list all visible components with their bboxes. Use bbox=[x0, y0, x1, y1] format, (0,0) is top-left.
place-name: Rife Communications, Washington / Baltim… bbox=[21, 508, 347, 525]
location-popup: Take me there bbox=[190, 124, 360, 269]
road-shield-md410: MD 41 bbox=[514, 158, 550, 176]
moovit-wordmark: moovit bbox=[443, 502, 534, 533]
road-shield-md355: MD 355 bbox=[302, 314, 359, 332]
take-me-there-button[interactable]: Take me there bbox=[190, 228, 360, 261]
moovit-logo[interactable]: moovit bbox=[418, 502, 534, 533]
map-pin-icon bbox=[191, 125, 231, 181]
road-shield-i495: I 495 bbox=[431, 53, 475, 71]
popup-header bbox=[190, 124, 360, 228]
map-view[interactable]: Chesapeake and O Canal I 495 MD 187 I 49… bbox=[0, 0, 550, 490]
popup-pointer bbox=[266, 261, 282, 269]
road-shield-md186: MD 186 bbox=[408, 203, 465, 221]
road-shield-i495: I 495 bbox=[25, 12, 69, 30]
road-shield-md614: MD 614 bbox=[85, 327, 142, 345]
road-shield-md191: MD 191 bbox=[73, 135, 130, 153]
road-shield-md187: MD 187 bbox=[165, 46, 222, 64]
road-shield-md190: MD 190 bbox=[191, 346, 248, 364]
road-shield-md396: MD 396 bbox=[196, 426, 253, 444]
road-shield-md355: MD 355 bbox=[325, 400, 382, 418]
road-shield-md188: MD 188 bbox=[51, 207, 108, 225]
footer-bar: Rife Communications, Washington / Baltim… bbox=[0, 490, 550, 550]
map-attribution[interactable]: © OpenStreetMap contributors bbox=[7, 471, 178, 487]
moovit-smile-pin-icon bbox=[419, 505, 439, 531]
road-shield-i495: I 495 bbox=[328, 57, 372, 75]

· · ·

Given problem:
Count the lines of the records above that contain the word "Take", and give only the number.

Task answer:
2